- Source records

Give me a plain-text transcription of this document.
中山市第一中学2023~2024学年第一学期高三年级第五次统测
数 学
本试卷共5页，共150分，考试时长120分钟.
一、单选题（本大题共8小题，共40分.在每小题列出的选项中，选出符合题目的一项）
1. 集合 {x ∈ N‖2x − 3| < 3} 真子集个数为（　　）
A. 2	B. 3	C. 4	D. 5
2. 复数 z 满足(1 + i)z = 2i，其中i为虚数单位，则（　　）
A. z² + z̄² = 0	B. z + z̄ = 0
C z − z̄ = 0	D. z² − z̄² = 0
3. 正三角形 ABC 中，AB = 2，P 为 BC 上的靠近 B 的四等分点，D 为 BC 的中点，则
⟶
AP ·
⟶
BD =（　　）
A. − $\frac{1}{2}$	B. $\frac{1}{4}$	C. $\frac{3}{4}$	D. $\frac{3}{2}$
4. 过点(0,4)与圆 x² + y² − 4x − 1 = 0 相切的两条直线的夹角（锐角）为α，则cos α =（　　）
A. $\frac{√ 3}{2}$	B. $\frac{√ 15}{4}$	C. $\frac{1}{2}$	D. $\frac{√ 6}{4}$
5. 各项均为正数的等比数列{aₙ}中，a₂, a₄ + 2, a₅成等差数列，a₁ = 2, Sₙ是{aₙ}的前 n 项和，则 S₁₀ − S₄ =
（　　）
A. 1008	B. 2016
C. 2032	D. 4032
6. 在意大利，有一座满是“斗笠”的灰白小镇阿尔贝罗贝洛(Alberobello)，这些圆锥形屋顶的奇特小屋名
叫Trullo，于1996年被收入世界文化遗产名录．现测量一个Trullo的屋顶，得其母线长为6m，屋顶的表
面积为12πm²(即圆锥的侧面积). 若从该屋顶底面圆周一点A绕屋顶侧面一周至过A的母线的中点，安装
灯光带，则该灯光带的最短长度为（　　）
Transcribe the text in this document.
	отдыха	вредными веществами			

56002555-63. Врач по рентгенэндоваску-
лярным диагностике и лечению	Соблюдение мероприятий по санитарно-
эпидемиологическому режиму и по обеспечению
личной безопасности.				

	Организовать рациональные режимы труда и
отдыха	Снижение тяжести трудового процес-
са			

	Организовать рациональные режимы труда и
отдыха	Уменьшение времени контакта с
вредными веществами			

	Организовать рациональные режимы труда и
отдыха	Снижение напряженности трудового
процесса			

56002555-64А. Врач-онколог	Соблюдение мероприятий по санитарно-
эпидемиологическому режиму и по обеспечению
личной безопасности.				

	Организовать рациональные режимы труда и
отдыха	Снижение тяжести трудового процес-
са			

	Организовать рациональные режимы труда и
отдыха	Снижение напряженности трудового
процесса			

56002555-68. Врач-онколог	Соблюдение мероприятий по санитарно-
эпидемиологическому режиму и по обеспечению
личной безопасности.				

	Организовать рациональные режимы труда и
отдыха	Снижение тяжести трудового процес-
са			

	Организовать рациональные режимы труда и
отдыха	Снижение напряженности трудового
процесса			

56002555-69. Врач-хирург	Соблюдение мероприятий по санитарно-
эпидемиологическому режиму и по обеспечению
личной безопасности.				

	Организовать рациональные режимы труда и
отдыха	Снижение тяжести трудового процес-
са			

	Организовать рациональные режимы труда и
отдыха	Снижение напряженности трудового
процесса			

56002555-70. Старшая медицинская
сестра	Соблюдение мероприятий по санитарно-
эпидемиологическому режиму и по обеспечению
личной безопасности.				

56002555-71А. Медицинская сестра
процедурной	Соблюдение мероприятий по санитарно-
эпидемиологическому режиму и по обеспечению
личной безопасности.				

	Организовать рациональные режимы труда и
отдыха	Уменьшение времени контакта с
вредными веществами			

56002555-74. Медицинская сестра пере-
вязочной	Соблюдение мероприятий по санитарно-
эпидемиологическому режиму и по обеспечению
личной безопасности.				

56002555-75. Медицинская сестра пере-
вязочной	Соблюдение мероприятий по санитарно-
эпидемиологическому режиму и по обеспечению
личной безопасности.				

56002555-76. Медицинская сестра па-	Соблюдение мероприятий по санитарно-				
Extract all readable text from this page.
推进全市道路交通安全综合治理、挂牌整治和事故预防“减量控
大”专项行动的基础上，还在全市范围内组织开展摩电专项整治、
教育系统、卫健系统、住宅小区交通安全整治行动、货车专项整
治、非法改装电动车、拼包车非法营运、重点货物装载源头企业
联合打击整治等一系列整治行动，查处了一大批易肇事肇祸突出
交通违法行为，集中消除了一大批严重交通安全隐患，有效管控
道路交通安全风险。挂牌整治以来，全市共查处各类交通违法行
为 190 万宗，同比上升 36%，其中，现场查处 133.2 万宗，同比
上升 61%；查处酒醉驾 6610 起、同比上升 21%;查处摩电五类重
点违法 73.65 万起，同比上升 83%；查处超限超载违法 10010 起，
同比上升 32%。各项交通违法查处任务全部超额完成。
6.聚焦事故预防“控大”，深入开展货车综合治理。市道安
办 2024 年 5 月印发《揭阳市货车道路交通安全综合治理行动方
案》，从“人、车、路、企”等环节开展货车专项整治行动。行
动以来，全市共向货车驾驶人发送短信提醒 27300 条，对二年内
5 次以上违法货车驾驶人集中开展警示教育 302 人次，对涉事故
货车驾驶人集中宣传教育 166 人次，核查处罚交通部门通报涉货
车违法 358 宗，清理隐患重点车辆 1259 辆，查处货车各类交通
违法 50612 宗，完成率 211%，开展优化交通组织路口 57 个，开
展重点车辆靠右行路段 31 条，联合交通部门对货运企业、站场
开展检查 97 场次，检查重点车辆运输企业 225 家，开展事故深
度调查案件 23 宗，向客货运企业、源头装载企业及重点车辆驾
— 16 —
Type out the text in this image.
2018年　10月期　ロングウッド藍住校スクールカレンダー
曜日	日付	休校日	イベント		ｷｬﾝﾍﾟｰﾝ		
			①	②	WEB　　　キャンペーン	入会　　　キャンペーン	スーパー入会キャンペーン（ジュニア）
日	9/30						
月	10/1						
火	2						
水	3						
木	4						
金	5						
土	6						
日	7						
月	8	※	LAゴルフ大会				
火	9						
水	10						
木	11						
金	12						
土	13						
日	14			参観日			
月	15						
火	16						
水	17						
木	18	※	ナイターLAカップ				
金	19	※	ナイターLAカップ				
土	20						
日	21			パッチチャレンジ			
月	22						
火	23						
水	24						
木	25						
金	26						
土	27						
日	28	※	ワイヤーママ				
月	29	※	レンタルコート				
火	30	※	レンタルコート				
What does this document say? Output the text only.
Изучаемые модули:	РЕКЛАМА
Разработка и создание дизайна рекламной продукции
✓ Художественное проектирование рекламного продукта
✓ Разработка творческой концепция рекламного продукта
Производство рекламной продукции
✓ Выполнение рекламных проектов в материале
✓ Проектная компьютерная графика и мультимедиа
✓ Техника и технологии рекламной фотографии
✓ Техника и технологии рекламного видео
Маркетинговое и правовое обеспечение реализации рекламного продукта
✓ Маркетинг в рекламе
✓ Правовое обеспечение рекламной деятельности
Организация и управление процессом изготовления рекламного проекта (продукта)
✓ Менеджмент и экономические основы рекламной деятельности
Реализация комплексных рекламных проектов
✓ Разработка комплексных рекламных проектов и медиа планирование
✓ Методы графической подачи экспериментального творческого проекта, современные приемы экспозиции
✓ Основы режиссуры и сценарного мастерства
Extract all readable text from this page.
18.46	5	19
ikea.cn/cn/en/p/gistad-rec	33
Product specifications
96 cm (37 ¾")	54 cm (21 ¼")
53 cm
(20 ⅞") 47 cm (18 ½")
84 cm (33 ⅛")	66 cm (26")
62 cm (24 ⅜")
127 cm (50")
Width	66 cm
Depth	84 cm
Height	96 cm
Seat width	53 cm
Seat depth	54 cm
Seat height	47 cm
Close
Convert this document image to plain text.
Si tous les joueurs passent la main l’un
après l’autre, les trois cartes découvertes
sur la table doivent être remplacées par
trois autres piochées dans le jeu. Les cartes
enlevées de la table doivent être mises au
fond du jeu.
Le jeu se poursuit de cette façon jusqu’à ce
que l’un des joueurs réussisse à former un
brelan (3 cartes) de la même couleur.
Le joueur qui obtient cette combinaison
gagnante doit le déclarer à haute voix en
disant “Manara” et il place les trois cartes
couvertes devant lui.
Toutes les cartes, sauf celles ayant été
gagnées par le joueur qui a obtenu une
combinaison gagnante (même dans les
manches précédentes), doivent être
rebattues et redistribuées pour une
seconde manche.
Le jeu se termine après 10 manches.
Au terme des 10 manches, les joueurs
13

- The exercise
Find how many lines of the listing include the string "комплексных" and give that number, nothing else.

- Full solution
2